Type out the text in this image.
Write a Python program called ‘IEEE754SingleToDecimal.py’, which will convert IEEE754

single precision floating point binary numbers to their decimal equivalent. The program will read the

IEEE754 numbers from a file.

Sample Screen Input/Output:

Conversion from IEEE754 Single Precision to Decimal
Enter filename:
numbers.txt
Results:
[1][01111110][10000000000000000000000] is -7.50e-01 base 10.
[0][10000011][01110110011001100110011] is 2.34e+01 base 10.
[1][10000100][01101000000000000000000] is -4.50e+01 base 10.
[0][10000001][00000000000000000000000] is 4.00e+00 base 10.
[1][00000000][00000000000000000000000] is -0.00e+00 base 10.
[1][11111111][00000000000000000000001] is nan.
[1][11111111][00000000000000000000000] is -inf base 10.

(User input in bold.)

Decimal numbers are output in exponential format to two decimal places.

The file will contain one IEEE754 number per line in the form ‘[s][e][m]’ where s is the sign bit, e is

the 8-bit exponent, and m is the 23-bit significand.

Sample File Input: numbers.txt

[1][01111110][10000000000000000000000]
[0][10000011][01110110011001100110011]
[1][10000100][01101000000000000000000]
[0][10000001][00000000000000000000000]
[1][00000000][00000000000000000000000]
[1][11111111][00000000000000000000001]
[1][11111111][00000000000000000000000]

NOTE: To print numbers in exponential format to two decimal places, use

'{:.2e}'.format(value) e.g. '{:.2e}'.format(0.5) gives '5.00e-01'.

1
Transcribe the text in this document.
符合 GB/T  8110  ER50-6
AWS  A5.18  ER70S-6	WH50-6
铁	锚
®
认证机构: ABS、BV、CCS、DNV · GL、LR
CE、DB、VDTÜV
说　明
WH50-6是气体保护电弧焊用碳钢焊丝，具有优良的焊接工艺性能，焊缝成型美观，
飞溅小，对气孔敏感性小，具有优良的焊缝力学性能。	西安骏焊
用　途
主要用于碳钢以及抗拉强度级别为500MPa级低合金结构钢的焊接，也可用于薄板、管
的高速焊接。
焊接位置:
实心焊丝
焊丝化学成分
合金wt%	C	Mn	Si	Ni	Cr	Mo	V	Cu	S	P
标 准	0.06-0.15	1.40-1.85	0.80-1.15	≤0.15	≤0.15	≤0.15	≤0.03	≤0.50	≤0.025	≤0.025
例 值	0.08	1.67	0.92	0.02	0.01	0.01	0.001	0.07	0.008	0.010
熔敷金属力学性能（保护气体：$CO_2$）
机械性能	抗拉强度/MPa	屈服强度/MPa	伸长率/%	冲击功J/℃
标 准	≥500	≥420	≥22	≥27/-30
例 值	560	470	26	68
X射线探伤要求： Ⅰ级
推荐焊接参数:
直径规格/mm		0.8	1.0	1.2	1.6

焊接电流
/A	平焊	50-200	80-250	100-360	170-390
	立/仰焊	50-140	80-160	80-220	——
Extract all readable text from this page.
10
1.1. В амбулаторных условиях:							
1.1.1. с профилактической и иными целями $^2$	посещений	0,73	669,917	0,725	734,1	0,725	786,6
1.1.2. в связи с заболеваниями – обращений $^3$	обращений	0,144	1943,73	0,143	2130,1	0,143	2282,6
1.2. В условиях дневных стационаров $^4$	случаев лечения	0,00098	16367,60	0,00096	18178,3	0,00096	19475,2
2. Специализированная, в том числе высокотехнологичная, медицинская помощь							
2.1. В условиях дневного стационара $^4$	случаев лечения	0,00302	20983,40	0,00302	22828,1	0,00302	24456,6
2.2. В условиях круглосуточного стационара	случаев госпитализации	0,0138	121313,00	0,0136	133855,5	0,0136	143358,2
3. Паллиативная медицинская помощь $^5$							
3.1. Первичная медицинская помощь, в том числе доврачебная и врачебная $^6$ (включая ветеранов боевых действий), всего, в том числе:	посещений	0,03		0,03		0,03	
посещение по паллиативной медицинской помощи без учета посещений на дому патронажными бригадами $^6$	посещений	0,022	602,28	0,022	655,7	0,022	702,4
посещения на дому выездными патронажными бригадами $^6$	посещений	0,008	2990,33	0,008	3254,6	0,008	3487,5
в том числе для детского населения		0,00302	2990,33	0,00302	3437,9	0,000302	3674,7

============

▶ [Problem requirements]
Copy each record from above without leaving any out.

▶ [Solution below]
Type out the text in this image.
Write a Python program called ‘IEEE754SingleToDecimal.py’, which will convert IEEE754

single precision floating point binary numbers to their decimal equivalent. The program will read the

IEEE754 numbers from a file.

Sample Screen Input/Output:

Conversion from IEEE754 Single Precision to Decimal
Enter filename:
numbers.txt
Results:
[1][01111110][10000000000000000000000] is -7.50e-01 base 10.
[0][10000011][01110110011001100110011] is 2.34e+01 base 10.
[1][10000100][01101000000000000000000] is -4.50e+01 base 10.
[0][10000001][00000000000000000000000] is 4.00e+00 base 10.
[1][00000000][00000000000000000000000] is -0.00e+00 base 10.
[1][11111111][00000000000000000000001] is nan.
[1][11111111][00000000000000000000000] is -inf base 10.

(User input in bold.)

Decimal numbers are output in exponential format to two decimal places.

The file will contain one IEEE754 number per line in the form ‘[s][e][m]’ where s is the sign bit, e is

the 8-bit exponent, and m is the 23-bit significand.

Sample File Input: numbers.txt

[1][01111110][10000000000000000000000]
[0][10000011][01110110011001100110011]
[1][10000100][01101000000000000000000]
[0][10000001][00000000000000000000000]
[1][00000000][00000000000000000000000]
[1][11111111][00000000000000000000001]
[1][11111111][00000000000000000000000]

NOTE: To print numbers in exponential format to two decimal places, use

'{:.2e}'.format(value) e.g. '{:.2e}'.format(0.5) gives '5.00e-01'.

1
Transcribe the text in this document.
符合 GB/T  8110  ER50-6
AWS  A5.18  ER70S-6	WH50-6
铁	锚
®
认证机构: ABS、BV、CCS、DNV · GL、LR
CE、DB、VDTÜV
说　明
WH50-6是气体保护电弧焊用碳钢焊丝，具有优良的焊接工艺性能，焊缝成型美观，
飞溅小，对气孔敏感性小，具有优良的焊缝力学性能。	西安骏焊
用　途
主要用于碳钢以及抗拉强度级别为500MPa级低合金结构钢的焊接，也可用于薄板、管
的高速焊接。
焊接位置:
实心焊丝
焊丝化学成分
合金wt%	C	Mn	Si	Ni	Cr	Mo	V	Cu	S	P
标 准	0.06-0.15	1.40-1.85	0.80-1.15	≤0.15	≤0.15	≤0.15	≤0.03	≤0.50	≤0.025	≤0.025
例 值	0.08	1.67	0.92	0.02	0.01	0.01	0.001	0.07	0.008	0.010
熔敷金属力学性能（保护气体：$CO_2$）
机械性能	抗拉强度/MPa	屈服强度/MPa	伸长率/%	冲击功J/℃
标 准	≥500	≥420	≥22	≥27/-30
例 值	560	470	26	68
X射线探伤要求： Ⅰ级
推荐焊接参数:
直径规格/mm		0.8	1.0	1.2	1.6

焊接电流
/A	平焊	50-200	80-250	100-360	170-390
	立/仰焊	50-140	80-160	80-220	——
Extract all readable text from this page.
10
1.1. В амбулаторных условиях:							
1.1.1. с профилактической и иными целями $^2$	посещений	0,73	669,917	0,725	734,1	0,725	786,6
1.1.2. в связи с заболеваниями – обращений $^3$	обращений	0,144	1943,73	0,143	2130,1	0,143	2282,6
1.2. В условиях дневных стационаров $^4$	случаев лечения	0,00098	16367,60	0,00096	18178,3	0,00096	19475,2
2. Специализированная, в том числе высокотехнологичная, медицинская помощь							
2.1. В условиях дневного стационара $^4$	случаев лечения	0,00302	20983,40	0,00302	22828,1	0,00302	24456,6
2.2. В условиях круглосуточного стационара	случаев госпитализации	0,0138	121313,00	0,0136	133855,5	0,0136	143358,2
3. Паллиативная медицинская помощь $^5$							
3.1. Первичная медицинская помощь, в том числе доврачебная и врачебная $^6$ (включая ветеранов боевых действий), всего, в том числе:	посещений	0,03		0,03		0,03	
посещение по паллиативной медицинской помощи без учета посещений на дому патронажными бригадами $^6$	посещений	0,022	602,28	0,022	655,7	0,022	702,4
посещения на дому выездными патронажными бригадами $^6$	посещений	0,008	2990,33	0,008	3254,6	0,008	3487,5
в том числе для детского населения		0,00302	2990,33	0,00302	3437,9	0,000302	3674,7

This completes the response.